INSTRUCTIONS TO FOLLOW: Search the records for lines with the word "this" and copy each match.

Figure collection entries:
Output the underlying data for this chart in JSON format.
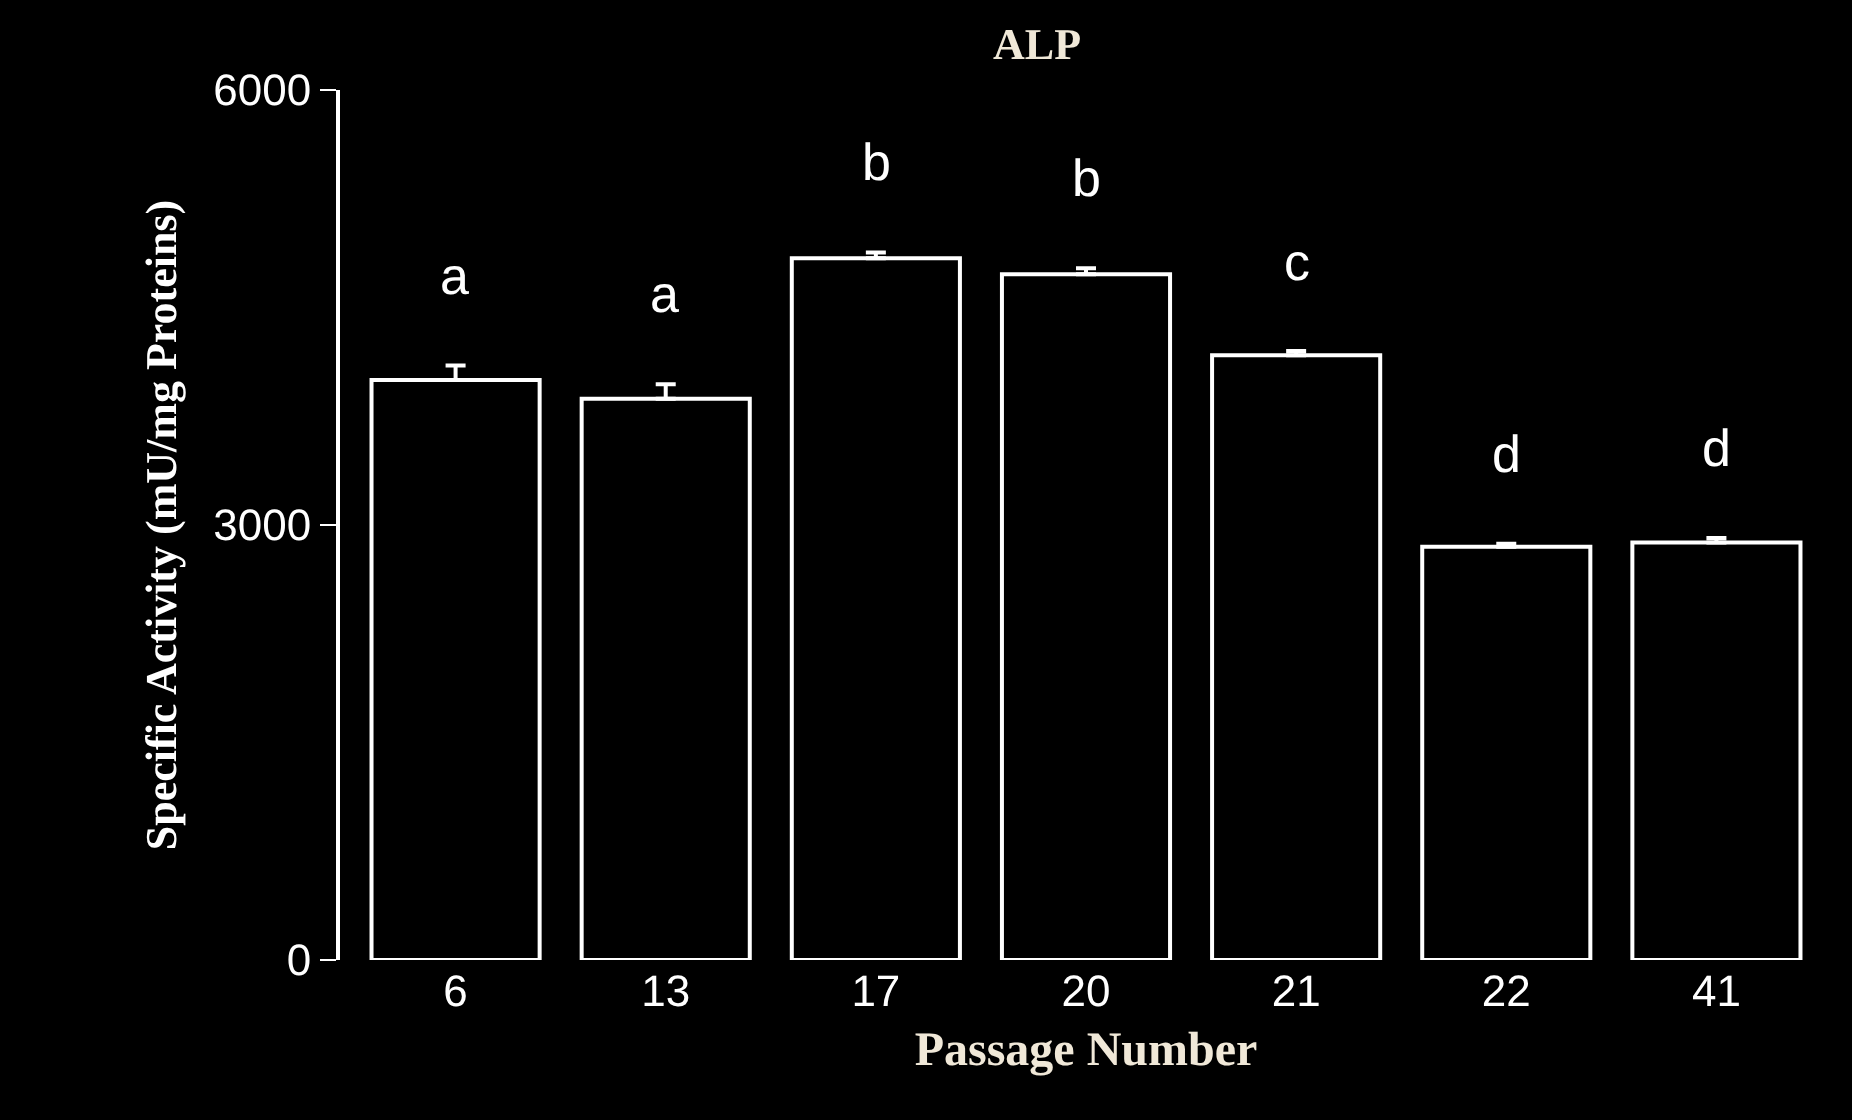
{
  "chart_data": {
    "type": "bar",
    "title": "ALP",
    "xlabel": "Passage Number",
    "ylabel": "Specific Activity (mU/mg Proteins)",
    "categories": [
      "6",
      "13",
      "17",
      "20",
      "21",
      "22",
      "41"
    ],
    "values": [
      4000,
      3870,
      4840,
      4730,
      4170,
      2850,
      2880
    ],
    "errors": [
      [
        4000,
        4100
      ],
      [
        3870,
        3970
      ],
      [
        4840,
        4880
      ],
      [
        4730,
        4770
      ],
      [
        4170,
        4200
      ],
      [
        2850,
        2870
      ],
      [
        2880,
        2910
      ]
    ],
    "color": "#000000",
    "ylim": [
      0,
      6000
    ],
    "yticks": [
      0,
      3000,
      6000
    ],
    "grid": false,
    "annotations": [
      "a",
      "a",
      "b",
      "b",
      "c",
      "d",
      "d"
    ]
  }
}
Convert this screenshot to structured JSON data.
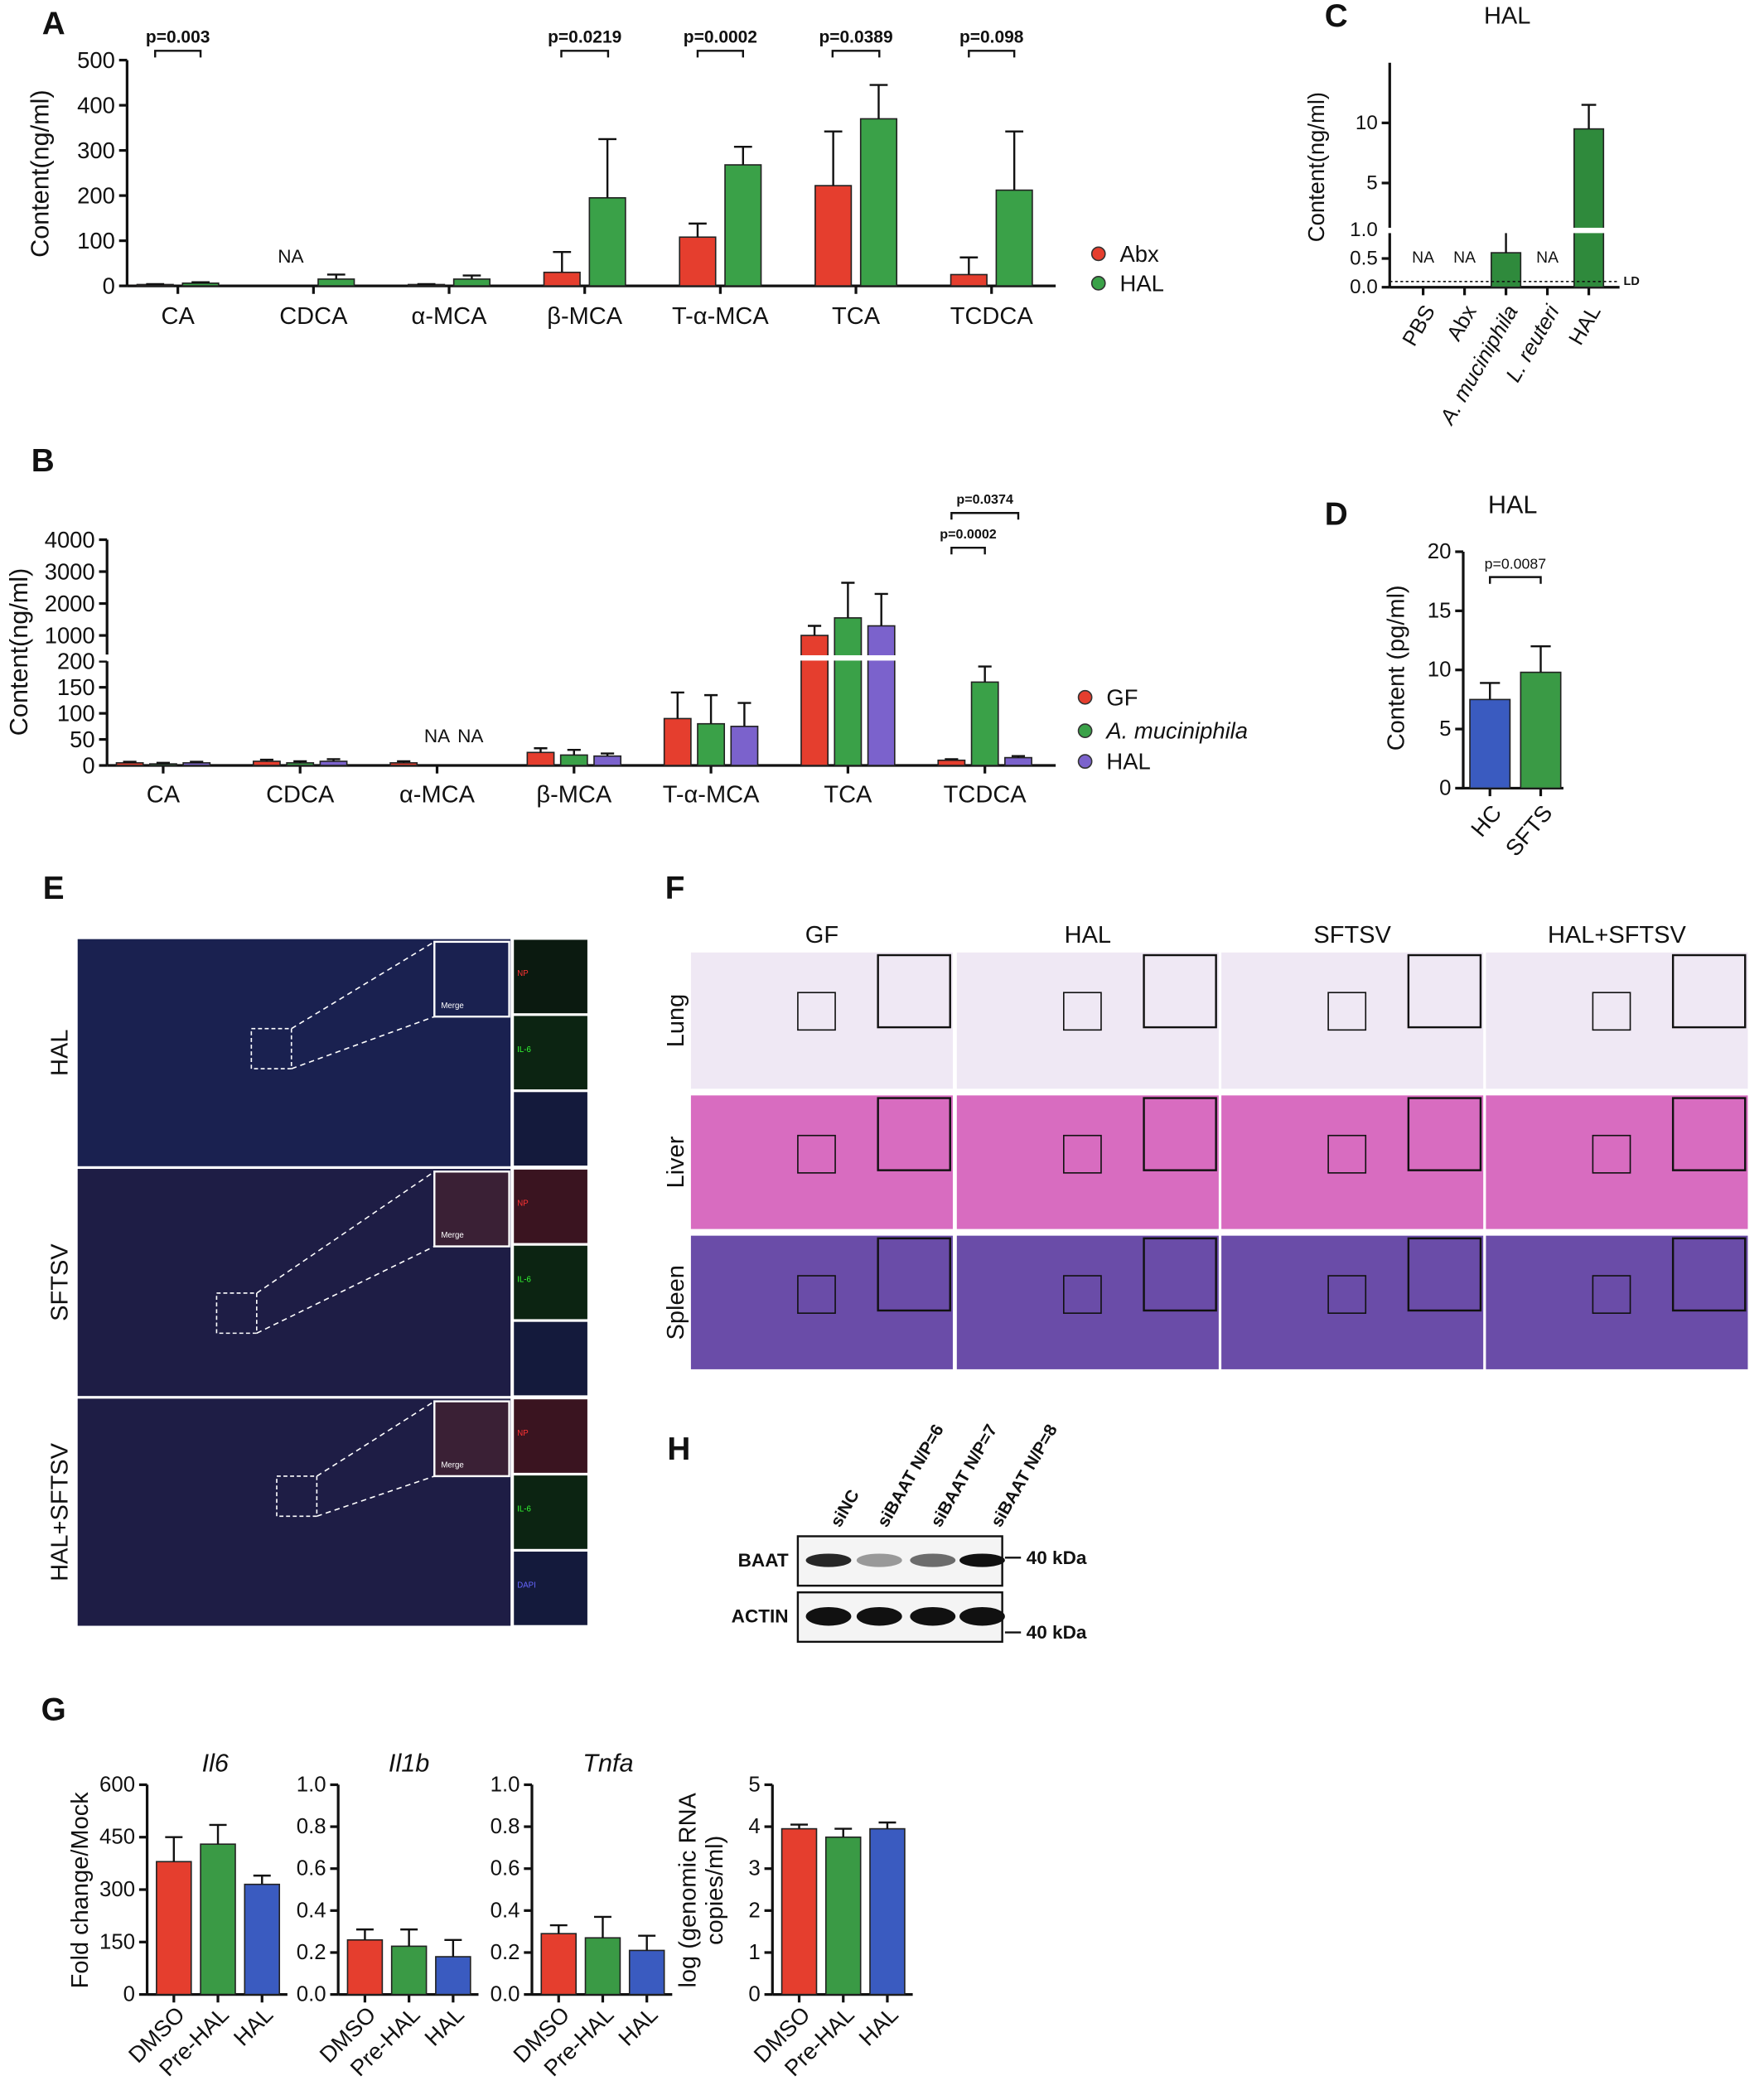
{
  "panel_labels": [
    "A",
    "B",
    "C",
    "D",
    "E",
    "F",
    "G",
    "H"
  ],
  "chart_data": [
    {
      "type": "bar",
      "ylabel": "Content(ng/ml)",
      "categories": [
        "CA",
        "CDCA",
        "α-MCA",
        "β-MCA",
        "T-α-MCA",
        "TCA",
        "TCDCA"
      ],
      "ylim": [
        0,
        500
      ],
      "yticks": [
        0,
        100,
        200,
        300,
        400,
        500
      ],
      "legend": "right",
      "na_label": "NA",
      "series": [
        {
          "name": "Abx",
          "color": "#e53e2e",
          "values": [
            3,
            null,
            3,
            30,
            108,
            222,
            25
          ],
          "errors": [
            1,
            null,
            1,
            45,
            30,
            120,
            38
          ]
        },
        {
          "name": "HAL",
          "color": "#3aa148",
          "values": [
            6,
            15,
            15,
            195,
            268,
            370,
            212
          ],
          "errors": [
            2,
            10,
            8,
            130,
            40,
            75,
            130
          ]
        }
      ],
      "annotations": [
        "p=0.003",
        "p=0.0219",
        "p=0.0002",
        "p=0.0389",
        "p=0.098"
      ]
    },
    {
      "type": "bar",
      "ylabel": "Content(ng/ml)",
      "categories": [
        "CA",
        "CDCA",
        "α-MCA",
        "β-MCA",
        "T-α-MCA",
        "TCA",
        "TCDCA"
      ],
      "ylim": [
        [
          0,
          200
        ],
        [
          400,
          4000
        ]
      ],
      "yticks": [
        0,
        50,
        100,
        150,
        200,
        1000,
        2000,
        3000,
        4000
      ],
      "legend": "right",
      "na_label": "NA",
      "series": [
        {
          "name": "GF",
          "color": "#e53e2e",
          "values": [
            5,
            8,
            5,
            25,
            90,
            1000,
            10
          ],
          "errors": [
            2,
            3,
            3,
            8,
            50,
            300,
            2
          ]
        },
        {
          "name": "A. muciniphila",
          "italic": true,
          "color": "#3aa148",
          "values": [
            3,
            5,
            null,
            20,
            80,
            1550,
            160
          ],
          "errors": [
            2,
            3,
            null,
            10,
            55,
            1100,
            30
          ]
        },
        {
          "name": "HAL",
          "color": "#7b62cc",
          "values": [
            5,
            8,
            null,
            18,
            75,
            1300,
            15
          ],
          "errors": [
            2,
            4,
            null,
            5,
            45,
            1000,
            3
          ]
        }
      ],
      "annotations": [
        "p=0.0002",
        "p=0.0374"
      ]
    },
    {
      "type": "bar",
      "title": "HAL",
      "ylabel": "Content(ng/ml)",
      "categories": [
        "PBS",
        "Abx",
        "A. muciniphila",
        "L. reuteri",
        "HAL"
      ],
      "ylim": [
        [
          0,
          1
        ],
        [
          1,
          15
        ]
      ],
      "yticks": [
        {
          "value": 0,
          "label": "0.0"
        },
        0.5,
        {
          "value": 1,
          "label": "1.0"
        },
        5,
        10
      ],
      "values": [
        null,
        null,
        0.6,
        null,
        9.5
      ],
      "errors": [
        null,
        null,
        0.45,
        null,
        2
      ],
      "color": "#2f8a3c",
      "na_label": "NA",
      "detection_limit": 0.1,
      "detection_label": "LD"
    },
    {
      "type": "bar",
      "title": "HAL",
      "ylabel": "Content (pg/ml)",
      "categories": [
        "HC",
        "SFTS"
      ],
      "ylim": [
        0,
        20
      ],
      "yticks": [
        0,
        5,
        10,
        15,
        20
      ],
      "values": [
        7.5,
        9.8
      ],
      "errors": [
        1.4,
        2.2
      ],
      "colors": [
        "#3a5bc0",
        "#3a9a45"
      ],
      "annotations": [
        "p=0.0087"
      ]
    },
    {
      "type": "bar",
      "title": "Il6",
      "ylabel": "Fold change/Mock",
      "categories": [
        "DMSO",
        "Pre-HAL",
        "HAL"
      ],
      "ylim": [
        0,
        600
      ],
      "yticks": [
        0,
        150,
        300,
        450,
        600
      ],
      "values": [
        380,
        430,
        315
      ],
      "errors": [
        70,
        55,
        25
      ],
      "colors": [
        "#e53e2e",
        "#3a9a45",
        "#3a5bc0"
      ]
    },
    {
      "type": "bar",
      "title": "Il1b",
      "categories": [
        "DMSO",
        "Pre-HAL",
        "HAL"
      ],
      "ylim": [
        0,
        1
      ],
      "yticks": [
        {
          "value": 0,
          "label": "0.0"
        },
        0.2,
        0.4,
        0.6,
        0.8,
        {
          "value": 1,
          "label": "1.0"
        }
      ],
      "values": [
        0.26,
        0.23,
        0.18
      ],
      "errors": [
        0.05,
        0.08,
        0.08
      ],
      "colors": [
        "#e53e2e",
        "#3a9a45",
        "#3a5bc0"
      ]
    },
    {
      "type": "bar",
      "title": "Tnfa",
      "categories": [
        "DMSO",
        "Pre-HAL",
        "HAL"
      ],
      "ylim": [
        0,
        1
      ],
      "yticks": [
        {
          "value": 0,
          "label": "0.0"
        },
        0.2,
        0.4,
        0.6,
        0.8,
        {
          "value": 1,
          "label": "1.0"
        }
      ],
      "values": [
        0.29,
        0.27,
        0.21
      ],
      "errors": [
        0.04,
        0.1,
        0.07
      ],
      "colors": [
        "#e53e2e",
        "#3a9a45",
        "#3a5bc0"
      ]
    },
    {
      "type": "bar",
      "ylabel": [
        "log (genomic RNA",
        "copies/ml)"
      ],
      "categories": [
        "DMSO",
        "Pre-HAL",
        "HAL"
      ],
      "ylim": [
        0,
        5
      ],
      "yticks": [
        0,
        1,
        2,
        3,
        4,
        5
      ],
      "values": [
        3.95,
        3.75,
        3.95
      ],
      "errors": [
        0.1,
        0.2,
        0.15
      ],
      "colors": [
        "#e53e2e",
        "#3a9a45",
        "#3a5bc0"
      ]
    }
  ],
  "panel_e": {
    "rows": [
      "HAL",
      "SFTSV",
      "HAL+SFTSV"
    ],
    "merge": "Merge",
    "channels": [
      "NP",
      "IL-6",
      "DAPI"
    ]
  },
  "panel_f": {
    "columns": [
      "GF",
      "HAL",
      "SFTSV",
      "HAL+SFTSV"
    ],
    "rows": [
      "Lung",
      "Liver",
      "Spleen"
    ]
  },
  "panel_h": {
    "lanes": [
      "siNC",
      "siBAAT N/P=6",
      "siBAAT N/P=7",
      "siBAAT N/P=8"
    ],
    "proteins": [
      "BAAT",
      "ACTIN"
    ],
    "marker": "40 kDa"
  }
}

REPLY:
Output the underlying data for this chart in JSON format.
Convert this screenshot to structured JSON data.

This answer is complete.